Task requirements:
Reproduce verbatim the rows starting at the one containing "toc-entry-label: Classes [190,380,233,395]" and ending at the one containing "toc-dot-leader [416,641,683,653]", with both of those rows included.

Records of elements and coordinates:
::::::::::
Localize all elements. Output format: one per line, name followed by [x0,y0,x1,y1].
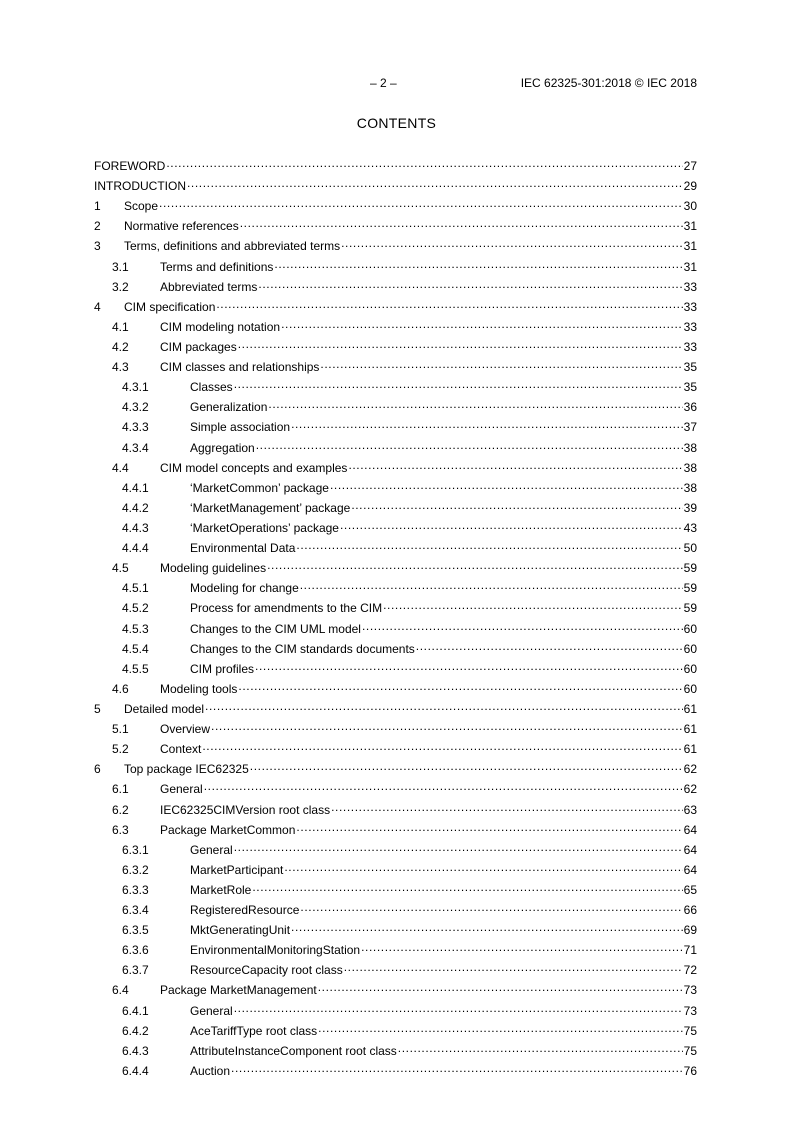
toc-entry-label: Classes [190,380,233,395]
toc-entry[interactable] [94,920,697,940]
toc-entry-label: ‘MarketOperations’ package [190,520,339,535]
toc-entry[interactable] [94,236,697,256]
toc-entry-number: 6.3.4 [122,903,149,918]
toc-entry-label: ‘MarketManagement’ package [190,500,351,515]
toc-entry-page: 62 [683,782,697,797]
toc-dot-leader [281,319,683,331]
toc-entry-label: RegisteredResource [190,903,300,918]
toc-entry[interactable] [94,417,697,437]
toc-entry-number: 4.4.1 [122,480,149,495]
toc-entry[interactable] [94,156,697,176]
toc-entry-number: 3.1 [112,259,129,274]
toc-entry-label: Changes to the CIM UML model [190,621,361,636]
toc-entry-number: 6.3.6 [122,943,149,958]
toc-entry-page: 64 [683,822,697,837]
toc-entry-label: Aggregation [190,440,255,455]
toc-entry[interactable] [94,739,697,759]
toc-dot-leader [166,158,682,170]
toc-entry-number: 3 [94,239,101,254]
toc-entry-page: 73 [683,1003,697,1018]
toc-entry-number: 3.2 [112,279,129,294]
toc-entry-label: CIM classes and relationships [160,360,320,375]
toc-dot-leader [231,1063,683,1075]
toc-entry-number: 6.4.2 [122,1023,149,1038]
toc-entry-page: 38 [683,480,697,495]
toc-dot-leader [351,500,682,512]
toc-entry-label: Modeling tools [160,681,238,696]
toc-entry-number: 4.3.4 [122,440,149,455]
toc-entry[interactable] [94,458,697,478]
toc-entry[interactable] [94,719,697,739]
toc-dot-leader [416,641,683,653]
toc-entry-page: 31 [683,219,697,234]
toc-entry-label: Package MarketManagement [160,983,317,998]
toc-entry-page: 73 [683,983,697,998]
toc-dot-leader [159,198,683,210]
toc-entry-label: Detailed model [124,701,205,716]
toc-entry-label: AttributeInstanceComponent root class [190,1043,397,1058]
toc-entry-page: 31 [683,239,697,254]
toc-dot-leader [300,580,683,592]
toc-entry-number: 6.4.4 [122,1063,149,1078]
toc-entry-number: 1 [94,199,101,214]
toc-entry[interactable] [94,820,697,840]
toc-entry-label: Package MarketCommon [160,822,296,837]
toc-entry[interactable] [94,940,697,960]
toc-entry-label: Modeling guidelines [160,561,267,576]
toc-entry[interactable] [94,538,697,558]
toc-entry-label: General [190,1003,233,1018]
toc-entry-number: 4.3.3 [122,420,149,435]
toc-entry-page: 75 [683,1023,697,1038]
toc-entry-page: 76 [683,1063,697,1078]
toc-entry[interactable] [94,558,697,578]
toc-dot-leader [330,480,683,492]
toc-dot-leader [258,279,682,291]
toc-entry[interactable] [94,699,697,719]
toc-entry[interactable] [94,1041,697,1061]
page-header [0,76,793,92]
toc-dot-leader [362,621,683,633]
toc-entry-number: 4.2 [112,339,129,354]
toc-entry-page: 31 [683,259,697,274]
toc-entry-page: 27 [683,159,697,173]
toc-entry-label: CIM specification [124,299,216,314]
toc-entry-number: 4.5.5 [122,661,149,676]
toc-dot-leader [274,259,682,271]
toc-dot-leader [234,842,683,854]
toc-entry-page: 69 [683,923,697,938]
toc-entry-page: 36 [683,400,697,415]
toc-entry-label: General [190,842,233,857]
toc-dot-leader [320,359,682,371]
toc-entry[interactable] [94,759,697,779]
page-number: – 2 – [370,76,397,90]
toc-entry-label: Scope [124,199,159,214]
toc-entry-label: Generalization [190,400,268,415]
toc-dot-leader [238,681,682,693]
toc-entry-page: 59 [683,601,697,616]
toc-entry[interactable] [94,397,697,417]
toc-entry-number: 4.5.3 [122,621,149,636]
toc-entry-label: CIM model concepts and examples [160,460,348,475]
toc-dot-leader [398,1043,683,1055]
toc-dot-leader [331,802,683,814]
toc-dot-leader [300,902,682,914]
toc-entry-number: 6.3.7 [122,963,149,978]
toc-entry-label: MktGeneratingUnit [190,923,291,938]
toc-entry[interactable] [94,880,697,900]
toc-entry[interactable] [94,438,697,458]
toc-entry-page: 43 [683,520,697,535]
toc-entry-number: 4.4.2 [122,500,149,515]
toc-entry-page: 33 [683,319,697,334]
toc-entry[interactable] [94,518,697,538]
toc-entry-page: 38 [683,460,697,475]
toc-entry-label: CIM modeling notation [160,319,281,334]
toc-entry-label: Terms and definitions [160,259,274,274]
toc-dot-leader [291,922,683,934]
toc-entry-label: Context [160,742,202,757]
toc-entry[interactable] [94,478,697,498]
toc-entry-label: FOREWORD [94,159,166,173]
toc-entry-number: 6.3.2 [122,862,149,877]
toc-entry-page: 29 [683,179,697,194]
toc-entry-page: 59 [683,561,697,576]
toc-entry-page: 61 [683,701,697,716]
toc-entry-number: 6.4.3 [122,1043,149,1058]
toc-entry[interactable] [94,498,697,518]
toc-entry[interactable] [94,297,697,317]
toc-entry-number: 6.4.1 [122,1003,149,1018]
toc-entry-number: 4.3.2 [122,400,149,415]
toc-entry-label: Auction [190,1063,231,1078]
toc-entry-page: 64 [683,862,697,877]
toc-entry-label: Top package IEC62325 [124,762,249,777]
toc-entry-number: 6.4 [112,983,129,998]
toc-entry-label: Environmental Data [190,541,296,556]
toc-entry[interactable] [94,257,697,277]
toc-entry[interactable] [94,176,697,196]
toc-entry-number: 6.1 [112,782,129,797]
toc-entry-number: 5.1 [112,722,129,737]
toc-entry-page: 60 [683,681,697,696]
toc-dot-leader [340,520,683,532]
toc-entry-label: MarketParticipant [190,862,284,877]
toc-entry-label: Process for amendments to the CIM [190,601,383,616]
toc-entry-label: Terms, definitions and abbreviated terms [124,239,341,254]
toc-entry-page: 61 [683,742,697,757]
standard-reference: IEC 62325-301:2018 © IEC 2018 [520,76,697,90]
toc-entry-label: Overview [160,722,211,737]
toc-entry-number: 2 [94,219,101,234]
toc-entry-page: 62 [683,762,697,777]
toc-entry[interactable] [94,216,697,236]
toc-dot-leader [250,761,683,773]
toc-dot-leader [211,721,683,733]
toc-dot-leader [383,600,683,612]
toc-entry-label: ResourceCapacity root class [190,963,343,978]
toc-entry[interactable] [94,1061,697,1081]
toc-entry-number: 4.4.3 [122,520,149,535]
toc-entry[interactable] [94,840,697,860]
toc-entry-page: 65 [683,882,697,897]
toc-entry-page: 60 [683,621,697,636]
toc-entry[interactable] [94,598,697,618]
toc-dot-leader [255,661,683,673]
toc-entry-page: 72 [683,963,697,978]
toc-entry-number: 4.5.4 [122,641,149,656]
toc-entry-label: Abbreviated terms [160,279,258,294]
toc-entry[interactable] [94,578,697,598]
toc-dot-leader [344,962,683,974]
toc-dot-leader [296,822,682,834]
toc-entry-page: 64 [683,842,697,857]
toc-entry-number: 5.2 [112,742,129,757]
toc-entry-number: 4.3 [112,360,129,375]
toc-entry-page: 71 [683,943,697,958]
toc-entry[interactable] [94,679,697,699]
toc-entry-number: 6.3 [112,822,129,837]
toc-dot-leader [348,460,682,472]
toc-entry-page: 33 [683,339,697,354]
toc-entry-label: General [160,782,203,797]
toc-entry-number: 4 [94,299,101,314]
toc-entry[interactable] [94,277,697,297]
toc-dot-leader [252,882,682,894]
toc-entry[interactable] [94,337,697,357]
toc-entry-label: AceTariffType root class [190,1023,318,1038]
toc-entry-page: 33 [683,279,697,294]
toc-entry[interactable] [94,1001,697,1021]
toc-dot-leader [240,218,683,230]
toc-entry-label: INTRODUCTION [94,179,186,194]
toc-entry-number: 4.1 [112,319,129,334]
toc-entry-page: 35 [683,380,697,395]
toc-entry-label: Normative references [124,219,239,234]
toc-entry-page: 60 [683,641,697,656]
toc-entry-page: 35 [683,360,697,375]
toc-dot-leader [187,178,683,190]
toc-dot-leader [216,299,682,311]
toc-entry-page: 60 [683,661,697,676]
toc-entry-label: IEC62325CIMVersion root class [160,802,331,817]
toc-entry-page: 59 [683,581,697,596]
toc-entry-number: 6 [94,762,101,777]
toc-entry[interactable] [94,196,697,216]
toc-dot-leader [341,238,683,250]
toc-entry[interactable] [94,800,697,820]
toc-entry-number: 4.3.1 [122,380,149,395]
toc-dot-leader [318,1023,682,1035]
toc-entry-page: 30 [683,199,697,214]
toc-entry-number: 4.6 [112,681,129,696]
toc-entry[interactable] [94,960,697,980]
toc-dot-leader [296,540,682,552]
toc-dot-leader [284,862,682,874]
toc-entry[interactable] [94,900,697,920]
toc-entry[interactable] [94,639,697,659]
toc-dot-leader [318,982,683,994]
toc-entry-page: 50 [683,541,697,556]
toc-dot-leader [256,440,683,452]
toc-entry-page: 61 [683,722,697,737]
toc-entry[interactable] [94,317,697,337]
toc-dot-leader [204,781,683,793]
toc-dot-leader [234,379,683,391]
toc-entry-label: MarketRole [190,882,252,897]
toc-entry-number: 4.4.4 [122,541,149,556]
toc-entry-label: Modeling for change [190,581,299,596]
toc-entry-page: 75 [683,1043,697,1058]
toc-dot-leader [202,741,682,753]
toc-entry-page: 38 [683,440,697,455]
toc-dot-leader [291,419,683,431]
toc-entry[interactable] [94,377,697,397]
toc-dot-leader [361,942,683,954]
toc-entry-label: EnvironmentalMonitoringStation [190,943,361,958]
table-of-contents [94,156,697,1081]
toc-entry[interactable] [94,779,697,799]
toc-entry[interactable] [94,860,697,880]
toc-dot-leader [267,560,683,572]
toc-entry-number: 4.5.2 [122,601,149,616]
toc-entry-page: 39 [683,500,697,515]
toc-dot-leader [268,399,682,411]
toc-entry-label: CIM packages [160,339,237,354]
toc-entry[interactable] [94,619,697,639]
toc-entry[interactable] [94,980,697,1000]
toc-entry-page: 33 [683,299,697,314]
toc-entry[interactable] [94,659,697,679]
toc-entry-number: 4.5.1 [122,581,149,596]
toc-entry[interactable] [94,357,697,377]
toc-entry-label: Changes to the CIM standards documents [190,641,415,656]
toc-entry[interactable] [94,1021,697,1041]
toc-entry-number: 5 [94,701,101,716]
page-title: CONTENTS [356,115,437,131]
toc-entry-number: 4.5 [112,561,129,576]
toc-entry-number: 6.3.1 [122,842,149,857]
toc-entry-label: ‘MarketCommon’ package [190,480,329,495]
toc-entry-label: CIM profiles [190,661,255,676]
toc-dot-leader [205,701,683,713]
toc-dot-leader [238,339,683,351]
toc-entry-page: 37 [683,420,697,435]
toc-entry-number: 6.3.3 [122,882,149,897]
toc-entry-number: 6.3.5 [122,923,149,938]
toc-dot-leader [234,1003,683,1015]
toc-entry-page: 63 [683,802,697,817]
toc-entry-number: 4.4 [112,460,129,475]
toc-entry-page: 66 [683,903,697,918]
toc-entry-number: 6.2 [112,802,129,817]
toc-entry-label: Simple association [190,420,291,435]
::::::::::
Written answer:
toc-entry-label: Classes [190,380,233,395]
toc-entry[interactable] [94,920,697,940]
toc-entry-label: ‘MarketOperations’ package [190,520,339,535]
toc-entry[interactable] [94,236,697,256]
toc-entry-number: 6.3.4 [122,903,149,918]
toc-entry-label: ‘MarketManagement’ package [190,500,351,515]
toc-entry-page: 62 [683,782,697,797]
toc-dot-leader [281,319,683,331]
toc-entry-label: RegisteredResource [190,903,300,918]
toc-entry[interactable] [94,417,697,437]
toc-entry-number: 4.4.1 [122,480,149,495]
toc-entry[interactable] [94,156,697,176]
toc-entry-number: 3.1 [112,259,129,274]
toc-entry-label: Changes to the CIM UML model [190,621,361,636]
toc-entry-number: 6.3.6 [122,943,149,958]
toc-entry-page: 64 [683,822,697,837]
toc-entry-label: Aggregation [190,440,255,455]
toc-entry[interactable] [94,739,697,759]
toc-dot-leader [166,158,682,170]
toc-entry-number: 3 [94,239,101,254]
toc-entry-page: 73 [683,1003,697,1018]
toc-entry-number: 3.2 [112,279,129,294]
toc-entry-label: CIM classes and relationships [160,360,320,375]
toc-dot-leader [231,1063,683,1075]
toc-entry-number: 6.4.2 [122,1023,149,1038]
toc-entry-page: 38 [683,480,697,495]
toc-dot-leader [351,500,682,512]
toc-entry-label: Modeling tools [160,681,238,696]
toc-entry-number: 4.3.4 [122,440,149,455]
toc-entry[interactable] [94,458,697,478]
toc-entry[interactable] [94,719,697,739]
toc-dot-leader [416,641,683,653]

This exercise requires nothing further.